=== Your objective ===
Give only the count of lines containing "structured".

[Dataset excerpts]
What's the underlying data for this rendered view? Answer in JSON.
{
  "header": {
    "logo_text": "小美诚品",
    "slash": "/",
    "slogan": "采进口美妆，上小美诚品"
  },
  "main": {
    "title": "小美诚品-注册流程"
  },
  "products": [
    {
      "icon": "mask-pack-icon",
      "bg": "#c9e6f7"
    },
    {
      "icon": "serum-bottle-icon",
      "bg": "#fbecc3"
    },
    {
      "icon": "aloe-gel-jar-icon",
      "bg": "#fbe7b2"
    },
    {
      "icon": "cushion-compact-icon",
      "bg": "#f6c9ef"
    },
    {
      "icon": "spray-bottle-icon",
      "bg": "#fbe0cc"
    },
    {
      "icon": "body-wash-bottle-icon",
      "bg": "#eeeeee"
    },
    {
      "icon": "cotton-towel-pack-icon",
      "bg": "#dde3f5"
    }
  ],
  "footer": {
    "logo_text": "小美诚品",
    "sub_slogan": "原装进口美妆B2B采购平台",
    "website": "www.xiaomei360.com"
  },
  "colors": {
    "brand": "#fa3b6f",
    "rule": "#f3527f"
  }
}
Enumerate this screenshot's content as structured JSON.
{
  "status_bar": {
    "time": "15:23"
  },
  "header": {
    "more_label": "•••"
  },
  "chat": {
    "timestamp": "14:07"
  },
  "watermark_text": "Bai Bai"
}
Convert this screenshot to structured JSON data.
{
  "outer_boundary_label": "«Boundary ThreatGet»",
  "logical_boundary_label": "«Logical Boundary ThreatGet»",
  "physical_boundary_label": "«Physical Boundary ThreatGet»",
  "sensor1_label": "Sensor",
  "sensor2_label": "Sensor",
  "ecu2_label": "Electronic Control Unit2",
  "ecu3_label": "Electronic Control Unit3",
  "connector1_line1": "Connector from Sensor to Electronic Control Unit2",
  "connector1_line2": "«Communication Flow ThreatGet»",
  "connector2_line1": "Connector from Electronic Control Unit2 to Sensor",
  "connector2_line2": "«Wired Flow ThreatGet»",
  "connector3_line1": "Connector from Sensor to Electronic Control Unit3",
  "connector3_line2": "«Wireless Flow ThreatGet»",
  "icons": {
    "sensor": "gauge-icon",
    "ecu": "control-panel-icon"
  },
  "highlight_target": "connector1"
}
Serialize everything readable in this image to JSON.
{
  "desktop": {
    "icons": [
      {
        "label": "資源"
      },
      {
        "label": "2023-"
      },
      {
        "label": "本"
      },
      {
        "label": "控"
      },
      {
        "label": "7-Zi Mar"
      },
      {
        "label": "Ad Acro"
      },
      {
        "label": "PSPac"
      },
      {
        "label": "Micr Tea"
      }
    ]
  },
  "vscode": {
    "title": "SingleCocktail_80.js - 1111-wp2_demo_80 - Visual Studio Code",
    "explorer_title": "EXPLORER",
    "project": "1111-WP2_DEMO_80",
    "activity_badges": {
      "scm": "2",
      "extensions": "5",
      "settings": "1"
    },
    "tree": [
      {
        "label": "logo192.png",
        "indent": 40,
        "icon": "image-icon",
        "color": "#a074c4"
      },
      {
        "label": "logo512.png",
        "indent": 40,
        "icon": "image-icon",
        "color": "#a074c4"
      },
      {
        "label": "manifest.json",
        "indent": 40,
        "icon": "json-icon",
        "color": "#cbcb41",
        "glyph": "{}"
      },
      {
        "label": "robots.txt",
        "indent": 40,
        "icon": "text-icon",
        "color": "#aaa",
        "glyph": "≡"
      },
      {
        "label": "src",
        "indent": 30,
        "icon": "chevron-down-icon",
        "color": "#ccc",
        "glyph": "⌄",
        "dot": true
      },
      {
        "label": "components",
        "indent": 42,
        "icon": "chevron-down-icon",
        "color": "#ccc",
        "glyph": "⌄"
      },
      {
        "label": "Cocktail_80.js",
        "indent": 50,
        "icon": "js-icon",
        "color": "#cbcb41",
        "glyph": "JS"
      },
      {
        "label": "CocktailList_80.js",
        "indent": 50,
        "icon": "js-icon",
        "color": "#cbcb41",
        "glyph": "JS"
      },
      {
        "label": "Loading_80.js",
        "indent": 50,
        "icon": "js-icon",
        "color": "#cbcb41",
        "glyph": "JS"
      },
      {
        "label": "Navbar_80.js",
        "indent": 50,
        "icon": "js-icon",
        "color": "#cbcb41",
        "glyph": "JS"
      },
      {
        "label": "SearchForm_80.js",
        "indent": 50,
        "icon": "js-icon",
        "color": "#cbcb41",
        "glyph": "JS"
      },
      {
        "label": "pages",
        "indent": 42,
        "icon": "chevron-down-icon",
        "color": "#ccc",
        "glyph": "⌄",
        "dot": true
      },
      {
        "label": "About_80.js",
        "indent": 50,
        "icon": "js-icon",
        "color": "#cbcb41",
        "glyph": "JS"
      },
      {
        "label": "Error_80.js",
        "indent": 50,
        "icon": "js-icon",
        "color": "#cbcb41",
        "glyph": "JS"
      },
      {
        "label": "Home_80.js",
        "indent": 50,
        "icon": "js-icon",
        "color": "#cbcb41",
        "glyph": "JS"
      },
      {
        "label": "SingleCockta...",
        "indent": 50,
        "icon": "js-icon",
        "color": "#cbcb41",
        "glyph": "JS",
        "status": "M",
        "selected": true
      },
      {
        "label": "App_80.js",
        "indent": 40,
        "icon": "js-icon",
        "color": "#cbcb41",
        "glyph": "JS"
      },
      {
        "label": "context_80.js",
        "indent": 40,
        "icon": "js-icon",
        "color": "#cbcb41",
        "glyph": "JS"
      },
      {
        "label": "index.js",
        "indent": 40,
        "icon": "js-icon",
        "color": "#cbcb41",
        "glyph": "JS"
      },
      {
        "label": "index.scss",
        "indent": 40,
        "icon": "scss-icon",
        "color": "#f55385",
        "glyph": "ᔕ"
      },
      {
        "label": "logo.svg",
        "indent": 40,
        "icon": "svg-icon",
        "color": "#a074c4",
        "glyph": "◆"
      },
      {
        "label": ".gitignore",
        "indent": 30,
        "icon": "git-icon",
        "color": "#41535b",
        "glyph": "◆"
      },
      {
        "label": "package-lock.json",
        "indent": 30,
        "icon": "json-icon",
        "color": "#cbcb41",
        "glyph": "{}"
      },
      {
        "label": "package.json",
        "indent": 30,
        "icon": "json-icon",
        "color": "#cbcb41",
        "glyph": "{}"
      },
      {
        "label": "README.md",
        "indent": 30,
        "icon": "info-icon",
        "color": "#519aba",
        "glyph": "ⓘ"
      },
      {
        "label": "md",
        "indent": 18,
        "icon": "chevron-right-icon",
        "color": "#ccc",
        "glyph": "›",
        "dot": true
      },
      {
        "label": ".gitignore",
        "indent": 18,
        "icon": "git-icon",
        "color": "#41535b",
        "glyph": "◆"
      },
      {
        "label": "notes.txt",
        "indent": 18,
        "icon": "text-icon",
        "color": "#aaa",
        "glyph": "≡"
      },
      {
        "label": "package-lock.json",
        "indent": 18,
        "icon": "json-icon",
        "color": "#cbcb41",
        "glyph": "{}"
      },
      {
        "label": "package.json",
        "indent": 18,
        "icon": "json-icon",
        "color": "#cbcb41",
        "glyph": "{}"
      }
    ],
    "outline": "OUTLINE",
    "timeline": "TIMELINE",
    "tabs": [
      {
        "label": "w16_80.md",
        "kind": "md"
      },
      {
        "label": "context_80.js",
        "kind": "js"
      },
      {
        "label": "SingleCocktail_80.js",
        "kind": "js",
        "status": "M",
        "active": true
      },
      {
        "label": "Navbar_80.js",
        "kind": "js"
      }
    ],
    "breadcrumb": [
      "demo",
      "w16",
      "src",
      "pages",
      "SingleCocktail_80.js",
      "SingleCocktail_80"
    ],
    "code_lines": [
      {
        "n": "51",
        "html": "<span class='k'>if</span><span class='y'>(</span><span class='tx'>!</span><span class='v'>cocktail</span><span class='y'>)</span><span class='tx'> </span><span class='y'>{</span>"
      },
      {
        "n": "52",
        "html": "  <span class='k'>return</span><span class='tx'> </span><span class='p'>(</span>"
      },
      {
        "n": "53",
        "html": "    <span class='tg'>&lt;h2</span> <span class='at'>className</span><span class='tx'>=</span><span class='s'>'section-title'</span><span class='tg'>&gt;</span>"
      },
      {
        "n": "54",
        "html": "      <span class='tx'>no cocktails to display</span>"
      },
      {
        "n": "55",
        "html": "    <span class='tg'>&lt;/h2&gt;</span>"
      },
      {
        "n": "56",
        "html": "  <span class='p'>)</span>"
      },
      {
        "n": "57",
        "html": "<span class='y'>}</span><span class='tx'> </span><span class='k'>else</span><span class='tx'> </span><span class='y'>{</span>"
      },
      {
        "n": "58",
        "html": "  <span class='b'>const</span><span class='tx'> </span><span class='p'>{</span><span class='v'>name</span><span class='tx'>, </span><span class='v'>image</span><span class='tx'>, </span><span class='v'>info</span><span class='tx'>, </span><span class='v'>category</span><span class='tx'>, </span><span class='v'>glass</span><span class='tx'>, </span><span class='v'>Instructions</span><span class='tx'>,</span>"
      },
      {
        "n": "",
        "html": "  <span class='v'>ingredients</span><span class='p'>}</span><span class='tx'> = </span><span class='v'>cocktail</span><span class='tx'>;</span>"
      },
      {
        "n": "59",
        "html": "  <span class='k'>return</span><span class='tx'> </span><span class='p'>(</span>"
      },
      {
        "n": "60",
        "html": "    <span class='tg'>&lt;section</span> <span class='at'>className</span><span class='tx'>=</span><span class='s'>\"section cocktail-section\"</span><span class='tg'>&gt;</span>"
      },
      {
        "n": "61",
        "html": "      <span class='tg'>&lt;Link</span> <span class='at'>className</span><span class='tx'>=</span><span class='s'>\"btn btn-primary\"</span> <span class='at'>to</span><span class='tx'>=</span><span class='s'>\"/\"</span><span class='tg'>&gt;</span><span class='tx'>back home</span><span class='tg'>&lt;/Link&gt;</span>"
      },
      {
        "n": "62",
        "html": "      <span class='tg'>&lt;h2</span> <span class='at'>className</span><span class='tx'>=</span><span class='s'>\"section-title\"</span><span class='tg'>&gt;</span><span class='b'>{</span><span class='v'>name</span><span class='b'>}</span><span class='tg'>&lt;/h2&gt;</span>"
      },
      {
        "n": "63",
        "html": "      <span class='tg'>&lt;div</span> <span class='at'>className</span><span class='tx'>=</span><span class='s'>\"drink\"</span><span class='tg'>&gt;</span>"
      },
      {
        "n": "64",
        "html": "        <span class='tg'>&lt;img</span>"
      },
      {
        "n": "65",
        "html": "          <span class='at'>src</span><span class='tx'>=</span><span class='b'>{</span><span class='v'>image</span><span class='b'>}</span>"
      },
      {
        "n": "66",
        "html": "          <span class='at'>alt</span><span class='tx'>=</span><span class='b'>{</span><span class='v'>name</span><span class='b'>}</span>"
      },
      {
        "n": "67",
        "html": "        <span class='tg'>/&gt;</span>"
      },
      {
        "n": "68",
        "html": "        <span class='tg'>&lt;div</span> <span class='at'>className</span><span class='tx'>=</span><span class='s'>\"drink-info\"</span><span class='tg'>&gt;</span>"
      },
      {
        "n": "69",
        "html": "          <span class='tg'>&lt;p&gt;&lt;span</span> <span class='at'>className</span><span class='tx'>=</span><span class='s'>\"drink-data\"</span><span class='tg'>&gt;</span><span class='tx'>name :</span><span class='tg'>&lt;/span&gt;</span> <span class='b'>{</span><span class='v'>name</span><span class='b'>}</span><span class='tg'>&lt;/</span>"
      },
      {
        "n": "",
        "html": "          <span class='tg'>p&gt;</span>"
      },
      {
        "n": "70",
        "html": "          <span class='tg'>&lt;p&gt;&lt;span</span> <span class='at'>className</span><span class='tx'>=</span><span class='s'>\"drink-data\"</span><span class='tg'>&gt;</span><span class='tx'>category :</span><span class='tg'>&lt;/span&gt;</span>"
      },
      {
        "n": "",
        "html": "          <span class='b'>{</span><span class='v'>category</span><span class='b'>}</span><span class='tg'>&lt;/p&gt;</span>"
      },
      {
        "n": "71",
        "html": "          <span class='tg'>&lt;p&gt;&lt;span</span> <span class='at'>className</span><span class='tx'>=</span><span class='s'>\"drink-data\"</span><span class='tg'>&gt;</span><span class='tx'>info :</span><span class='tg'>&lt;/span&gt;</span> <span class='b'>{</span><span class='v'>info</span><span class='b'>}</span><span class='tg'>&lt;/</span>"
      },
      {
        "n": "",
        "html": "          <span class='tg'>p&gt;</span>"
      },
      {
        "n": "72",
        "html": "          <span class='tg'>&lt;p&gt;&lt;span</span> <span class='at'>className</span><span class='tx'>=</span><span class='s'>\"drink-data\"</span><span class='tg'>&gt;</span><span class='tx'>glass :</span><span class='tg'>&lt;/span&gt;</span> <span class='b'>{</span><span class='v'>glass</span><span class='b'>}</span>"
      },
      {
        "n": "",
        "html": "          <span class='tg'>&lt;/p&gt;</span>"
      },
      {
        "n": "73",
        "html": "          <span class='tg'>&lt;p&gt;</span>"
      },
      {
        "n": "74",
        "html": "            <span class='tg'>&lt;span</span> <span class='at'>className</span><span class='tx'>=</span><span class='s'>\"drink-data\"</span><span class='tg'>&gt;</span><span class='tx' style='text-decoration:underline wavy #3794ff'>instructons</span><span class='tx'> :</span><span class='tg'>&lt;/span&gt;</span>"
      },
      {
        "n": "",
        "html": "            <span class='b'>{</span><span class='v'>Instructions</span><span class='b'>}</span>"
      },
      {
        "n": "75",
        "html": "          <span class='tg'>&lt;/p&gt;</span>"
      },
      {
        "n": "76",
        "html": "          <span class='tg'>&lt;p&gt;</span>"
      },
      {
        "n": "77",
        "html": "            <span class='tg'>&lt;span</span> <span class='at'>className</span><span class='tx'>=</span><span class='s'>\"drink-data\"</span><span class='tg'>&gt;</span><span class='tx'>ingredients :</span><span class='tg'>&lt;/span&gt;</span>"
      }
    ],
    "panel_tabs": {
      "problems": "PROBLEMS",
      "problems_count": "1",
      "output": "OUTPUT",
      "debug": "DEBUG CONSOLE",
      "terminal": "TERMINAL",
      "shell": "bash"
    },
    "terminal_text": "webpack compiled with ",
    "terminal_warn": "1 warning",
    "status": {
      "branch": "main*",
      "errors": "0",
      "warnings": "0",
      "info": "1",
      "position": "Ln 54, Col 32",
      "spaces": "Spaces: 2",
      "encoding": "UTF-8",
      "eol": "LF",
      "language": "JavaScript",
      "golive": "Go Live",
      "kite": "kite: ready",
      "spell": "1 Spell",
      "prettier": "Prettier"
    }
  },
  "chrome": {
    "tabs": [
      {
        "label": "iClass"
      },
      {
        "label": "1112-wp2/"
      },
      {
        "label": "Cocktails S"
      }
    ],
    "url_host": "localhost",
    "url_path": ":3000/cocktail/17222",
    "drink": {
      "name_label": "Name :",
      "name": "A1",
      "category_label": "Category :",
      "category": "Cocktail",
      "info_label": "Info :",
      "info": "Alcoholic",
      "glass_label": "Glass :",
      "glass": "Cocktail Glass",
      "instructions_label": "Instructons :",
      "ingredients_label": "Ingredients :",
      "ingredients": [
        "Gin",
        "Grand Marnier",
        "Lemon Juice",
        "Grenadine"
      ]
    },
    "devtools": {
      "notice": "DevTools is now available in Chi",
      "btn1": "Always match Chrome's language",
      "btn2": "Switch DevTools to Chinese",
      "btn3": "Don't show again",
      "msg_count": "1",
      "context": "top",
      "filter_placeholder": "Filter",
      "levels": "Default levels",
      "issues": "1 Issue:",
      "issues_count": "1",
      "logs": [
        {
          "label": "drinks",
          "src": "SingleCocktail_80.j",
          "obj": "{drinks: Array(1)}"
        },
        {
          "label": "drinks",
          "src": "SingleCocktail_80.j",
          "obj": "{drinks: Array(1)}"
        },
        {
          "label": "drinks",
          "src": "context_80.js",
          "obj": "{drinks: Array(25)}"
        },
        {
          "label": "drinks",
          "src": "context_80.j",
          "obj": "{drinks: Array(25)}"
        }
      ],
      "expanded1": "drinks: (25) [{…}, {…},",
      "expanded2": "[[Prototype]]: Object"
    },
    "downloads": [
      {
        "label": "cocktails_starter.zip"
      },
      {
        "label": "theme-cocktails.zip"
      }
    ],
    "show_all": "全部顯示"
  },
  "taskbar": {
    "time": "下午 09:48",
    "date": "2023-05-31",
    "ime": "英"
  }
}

=== Exercise solution ===
2